**出題 1**
本文によると、現在大阪高等裁判所がある場所には、かつて何があったか。
**出題 2**
本文で、清河八郎が瓢箪屋の火の見台に上がって天神祭を楽しんだ理由を、本文の記述に基づいて一〜三文で説明してください。

------ 本文 ------

大阪の都心を流れていた多くの堀川がうずめられてしまった今となっては、江戸時代の大坂の人々がいかに堀川と深く関わって暮らしていたか、想像しにくくなりました。
江戸時代、大坂の町中では、荷物の運搬はほとんど川船にたよっていました。荷物ばかりでなく、人も大いに船を利用しました。旧難波橋(現在の難波橋より一筋西に架かっていた)のあたりには、夕刻ともなれば、花火が上がる、たくさんの涼み船が出る、橋の上には大勢の涼み客、大川の浜(川岸)には茶店が出て、それはもう賑やかだったようです。
難波橋から少し堂島川を下ると、大阪高等裁判所がありますが、そこは鍋島藩の蔵屋敷があったところです。蔵屋敷の前の堂島川の浜は「鍋島浜の夕涼み」といわれ、夕涼みの場所、月の名所として有名でした。
大川納涼のクライマックスは、何といっても天神祭の川渡御です。夕刻、旧難波橋の北詰西の浜から御神輿が乗船され、戎島御旅所(現西区本町一丁目)へ向かって堂島川を下られます。本誌前号にも書きましたが、安政2年(1855)、西国奉母大旅行の途次、大坂を訪れた清河八郎は、旧暦6月25日に今橋築地の瓢箪屋の火の見台に上がって、天神祭を楽しみました。前日24日、天神祭宵宮の日に大坂へ入ったばかりで、船を雇うことが出来なかったのです。

------ 元データ ------

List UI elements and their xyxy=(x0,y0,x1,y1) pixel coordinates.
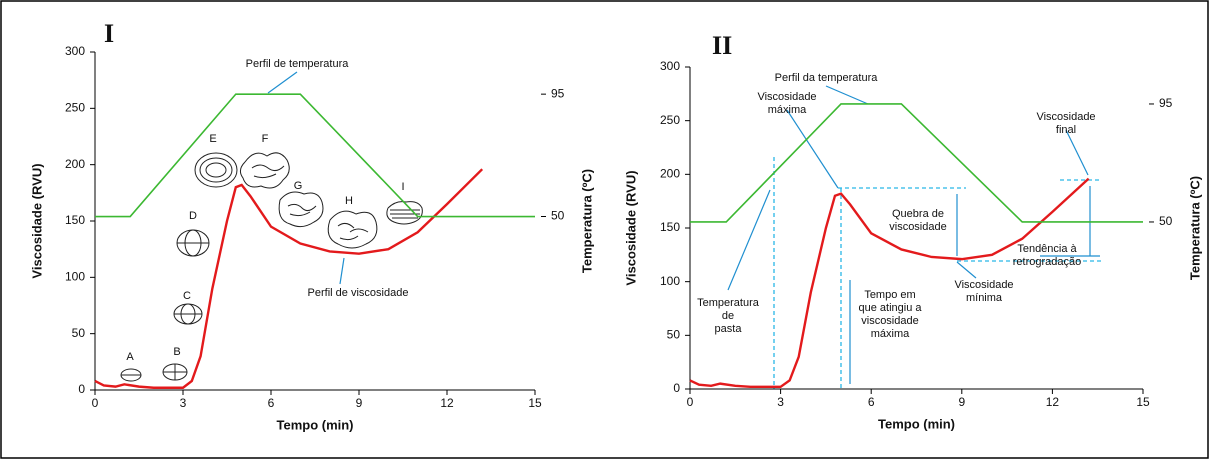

------

**解答全文 1**
鍋島藩の蔵屋敷があった。

**解答全文 2**
清河八郎は前日の24日、天神祭宵宮の日に大坂へ入ったばかりだった。そのため船を雇うことができなかったからである。